Written exercise
Reproduce the listing below without any change.

Data for the task
# # # #

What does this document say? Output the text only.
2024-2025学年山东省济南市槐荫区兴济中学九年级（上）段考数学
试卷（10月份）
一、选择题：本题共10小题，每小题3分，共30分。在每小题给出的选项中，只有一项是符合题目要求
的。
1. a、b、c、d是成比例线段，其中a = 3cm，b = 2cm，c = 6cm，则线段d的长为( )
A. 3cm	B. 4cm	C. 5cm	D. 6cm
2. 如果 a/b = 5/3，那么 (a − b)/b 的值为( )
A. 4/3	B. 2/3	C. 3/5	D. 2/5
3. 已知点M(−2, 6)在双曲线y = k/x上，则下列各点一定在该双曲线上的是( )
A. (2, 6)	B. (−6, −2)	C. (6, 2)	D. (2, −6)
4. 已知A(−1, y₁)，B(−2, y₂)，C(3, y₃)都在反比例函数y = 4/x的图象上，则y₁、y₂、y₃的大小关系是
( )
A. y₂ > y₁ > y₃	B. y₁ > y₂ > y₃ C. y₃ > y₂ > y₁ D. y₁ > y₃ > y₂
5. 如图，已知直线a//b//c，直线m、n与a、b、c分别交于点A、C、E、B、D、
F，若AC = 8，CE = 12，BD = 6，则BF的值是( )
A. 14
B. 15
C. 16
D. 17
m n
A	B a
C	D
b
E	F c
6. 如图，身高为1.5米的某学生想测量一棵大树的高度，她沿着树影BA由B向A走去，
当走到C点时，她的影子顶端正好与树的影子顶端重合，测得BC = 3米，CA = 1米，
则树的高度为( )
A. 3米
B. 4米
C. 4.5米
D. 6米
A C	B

# # # #

Full response
What does this document say? Output the text only.
2024-2025学年山东省济南市槐荫区兴济中学九年级（上）段考数学
试卷（10月份）
一、选择题：本题共10小题，每小题3分，共30分。在每小题给出的选项中，只有一项是符合题目要求
的。
1. a、b、c、d是成比例线段，其中a = 3cm，b = 2cm，c = 6cm，则线段d的长为( )
A. 3cm	B. 4cm	C. 5cm	D. 6cm
2. 如果 a/b = 5/3，那么 (a − b)/b 的值为( )
A. 4/3	B. 2/3	C. 3/5	D. 2/5
3. 已知点M(−2, 6)在双曲线y = k/x上，则下列各点一定在该双曲线上的是( )
A. (2, 6)	B. (−6, −2)	C. (6, 2)	D. (2, −6)
4. 已知A(−1, y₁)，B(−2, y₂)，C(3, y₃)都在反比例函数y = 4/x的图象上，则y₁、y₂、y₃的大小关系是
( )
A. y₂ > y₁ > y₃	B. y₁ > y₂ > y₃ C. y₃ > y₂ > y₁ D. y₁ > y₃ > y₂
5. 如图，已知直线a//b//c，直线m、n与a、b、c分别交于点A、C、E、B、D、
F，若AC = 8，CE = 12，BD = 6，则BF的值是( )
A. 14
B. 15
C. 16
D. 17
m n
A	B a
C	D
b
E	F c
6. 如图，身高为1.5米的某学生想测量一棵大树的高度，她沿着树影BA由B向A走去，
当走到C点时，她的影子顶端正好与树的影子顶端重合，测得BC = 3米，CA = 1米，
则树的高度为( )
A. 3米
B. 4米
C. 4.5米
D. 6米
A C	B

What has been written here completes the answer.